ITEMS >>
-- BEGIN --

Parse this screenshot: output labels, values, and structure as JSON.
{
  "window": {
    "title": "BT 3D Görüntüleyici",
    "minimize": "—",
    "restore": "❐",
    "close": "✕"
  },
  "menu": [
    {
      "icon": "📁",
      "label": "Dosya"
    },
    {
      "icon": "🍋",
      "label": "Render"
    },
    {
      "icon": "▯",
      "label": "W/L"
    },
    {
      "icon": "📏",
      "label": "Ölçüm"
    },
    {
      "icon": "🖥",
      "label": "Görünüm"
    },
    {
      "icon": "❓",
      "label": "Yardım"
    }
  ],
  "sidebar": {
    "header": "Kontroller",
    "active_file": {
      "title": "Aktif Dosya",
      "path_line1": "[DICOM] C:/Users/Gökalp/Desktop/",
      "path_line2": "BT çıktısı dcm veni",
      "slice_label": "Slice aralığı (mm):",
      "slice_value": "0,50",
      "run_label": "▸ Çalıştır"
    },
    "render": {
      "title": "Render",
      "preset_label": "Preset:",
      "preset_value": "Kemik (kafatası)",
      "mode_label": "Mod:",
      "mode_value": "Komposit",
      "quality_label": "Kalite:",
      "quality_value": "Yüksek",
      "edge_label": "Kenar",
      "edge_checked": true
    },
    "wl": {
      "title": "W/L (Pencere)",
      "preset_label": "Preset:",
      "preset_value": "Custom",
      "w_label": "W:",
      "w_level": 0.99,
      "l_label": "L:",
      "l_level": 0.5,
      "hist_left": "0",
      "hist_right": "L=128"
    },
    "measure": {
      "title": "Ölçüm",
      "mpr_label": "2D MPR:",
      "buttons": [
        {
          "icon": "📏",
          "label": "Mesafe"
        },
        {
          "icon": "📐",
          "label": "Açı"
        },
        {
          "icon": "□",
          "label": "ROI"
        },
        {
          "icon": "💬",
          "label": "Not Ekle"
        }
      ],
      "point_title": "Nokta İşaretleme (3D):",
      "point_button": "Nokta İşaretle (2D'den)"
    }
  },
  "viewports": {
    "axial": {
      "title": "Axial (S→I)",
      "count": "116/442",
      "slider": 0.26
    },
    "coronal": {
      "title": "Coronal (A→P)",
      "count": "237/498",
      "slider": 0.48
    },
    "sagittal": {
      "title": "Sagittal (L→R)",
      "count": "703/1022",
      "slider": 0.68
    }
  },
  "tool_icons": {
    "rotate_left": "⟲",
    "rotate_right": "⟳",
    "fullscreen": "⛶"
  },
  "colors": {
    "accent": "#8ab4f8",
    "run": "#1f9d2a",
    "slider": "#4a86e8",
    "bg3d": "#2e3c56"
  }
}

-- END --

EXERCISE DIRECTIONS >>
Respond with the number of lines containing "count" and no additional words.

THE REPLY >>
3